[Extracted records]
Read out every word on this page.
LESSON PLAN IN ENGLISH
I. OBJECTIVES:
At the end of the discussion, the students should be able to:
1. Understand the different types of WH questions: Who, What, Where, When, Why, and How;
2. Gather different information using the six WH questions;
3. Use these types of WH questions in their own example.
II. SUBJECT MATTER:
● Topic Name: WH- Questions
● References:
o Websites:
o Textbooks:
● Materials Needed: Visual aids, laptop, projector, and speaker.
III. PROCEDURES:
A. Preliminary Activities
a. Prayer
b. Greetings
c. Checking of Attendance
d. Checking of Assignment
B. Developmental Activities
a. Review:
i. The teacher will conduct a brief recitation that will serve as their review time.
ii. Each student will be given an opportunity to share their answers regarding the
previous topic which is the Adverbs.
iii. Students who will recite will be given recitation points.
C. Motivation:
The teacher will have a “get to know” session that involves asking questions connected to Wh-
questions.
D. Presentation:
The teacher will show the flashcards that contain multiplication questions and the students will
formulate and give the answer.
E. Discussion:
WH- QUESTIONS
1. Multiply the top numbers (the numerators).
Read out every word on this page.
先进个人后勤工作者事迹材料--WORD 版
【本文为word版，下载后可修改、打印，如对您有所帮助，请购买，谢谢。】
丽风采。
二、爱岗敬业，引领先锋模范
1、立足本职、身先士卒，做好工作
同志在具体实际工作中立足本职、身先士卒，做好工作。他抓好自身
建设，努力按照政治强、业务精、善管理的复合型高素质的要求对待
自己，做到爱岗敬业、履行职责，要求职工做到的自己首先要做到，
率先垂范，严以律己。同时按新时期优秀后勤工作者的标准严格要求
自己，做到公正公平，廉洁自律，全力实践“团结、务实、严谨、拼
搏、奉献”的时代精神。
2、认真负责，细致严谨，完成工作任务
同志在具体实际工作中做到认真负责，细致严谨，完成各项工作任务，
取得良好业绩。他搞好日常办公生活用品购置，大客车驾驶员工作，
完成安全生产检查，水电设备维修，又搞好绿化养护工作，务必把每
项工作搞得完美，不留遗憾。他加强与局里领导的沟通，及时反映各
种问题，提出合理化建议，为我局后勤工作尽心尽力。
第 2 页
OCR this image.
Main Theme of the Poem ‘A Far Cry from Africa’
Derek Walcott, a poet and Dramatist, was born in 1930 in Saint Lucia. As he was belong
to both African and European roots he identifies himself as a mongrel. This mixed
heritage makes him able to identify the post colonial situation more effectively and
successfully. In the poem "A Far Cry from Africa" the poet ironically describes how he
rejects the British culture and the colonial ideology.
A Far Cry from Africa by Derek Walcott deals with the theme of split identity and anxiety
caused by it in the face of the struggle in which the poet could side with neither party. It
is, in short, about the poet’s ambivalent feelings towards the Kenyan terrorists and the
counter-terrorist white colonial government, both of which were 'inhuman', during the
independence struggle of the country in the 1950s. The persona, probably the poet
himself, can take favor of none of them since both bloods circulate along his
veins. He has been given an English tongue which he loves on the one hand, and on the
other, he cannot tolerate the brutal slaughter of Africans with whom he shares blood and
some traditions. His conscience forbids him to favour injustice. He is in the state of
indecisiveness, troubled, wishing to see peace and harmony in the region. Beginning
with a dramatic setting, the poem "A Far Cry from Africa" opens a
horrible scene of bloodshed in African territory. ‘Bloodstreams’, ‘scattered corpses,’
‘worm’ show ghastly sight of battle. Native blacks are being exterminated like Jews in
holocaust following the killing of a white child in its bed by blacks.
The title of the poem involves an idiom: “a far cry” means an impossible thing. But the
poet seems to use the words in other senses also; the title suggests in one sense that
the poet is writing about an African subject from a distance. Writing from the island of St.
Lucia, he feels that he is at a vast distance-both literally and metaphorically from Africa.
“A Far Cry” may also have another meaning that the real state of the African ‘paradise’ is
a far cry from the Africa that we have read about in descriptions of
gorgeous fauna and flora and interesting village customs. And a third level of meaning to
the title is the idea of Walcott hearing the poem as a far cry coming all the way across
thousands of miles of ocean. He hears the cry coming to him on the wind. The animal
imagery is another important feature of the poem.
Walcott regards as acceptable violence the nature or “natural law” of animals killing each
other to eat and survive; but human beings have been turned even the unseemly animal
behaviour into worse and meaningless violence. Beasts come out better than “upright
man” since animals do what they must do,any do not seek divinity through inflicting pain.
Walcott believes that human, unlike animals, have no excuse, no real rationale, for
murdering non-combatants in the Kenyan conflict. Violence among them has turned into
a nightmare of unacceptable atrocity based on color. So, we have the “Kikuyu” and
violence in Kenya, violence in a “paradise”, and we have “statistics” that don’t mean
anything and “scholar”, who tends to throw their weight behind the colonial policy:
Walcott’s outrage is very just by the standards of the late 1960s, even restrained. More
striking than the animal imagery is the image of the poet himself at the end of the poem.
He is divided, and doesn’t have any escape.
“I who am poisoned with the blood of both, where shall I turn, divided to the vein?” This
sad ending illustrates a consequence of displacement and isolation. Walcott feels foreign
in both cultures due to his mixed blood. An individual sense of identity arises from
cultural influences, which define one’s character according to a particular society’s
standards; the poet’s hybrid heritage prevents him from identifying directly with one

◆ **Your objective**
Pull out each line of the entries that contains "animals".

◆ **Response to the task**
Walcott regards as acceptable violence the nature or “natural law” of animals killing each
man” since animals do what they must do,any do not seek divinity through inflicting pain.
Walcott believes that human, unlike animals, have no excuse, no real rationale, for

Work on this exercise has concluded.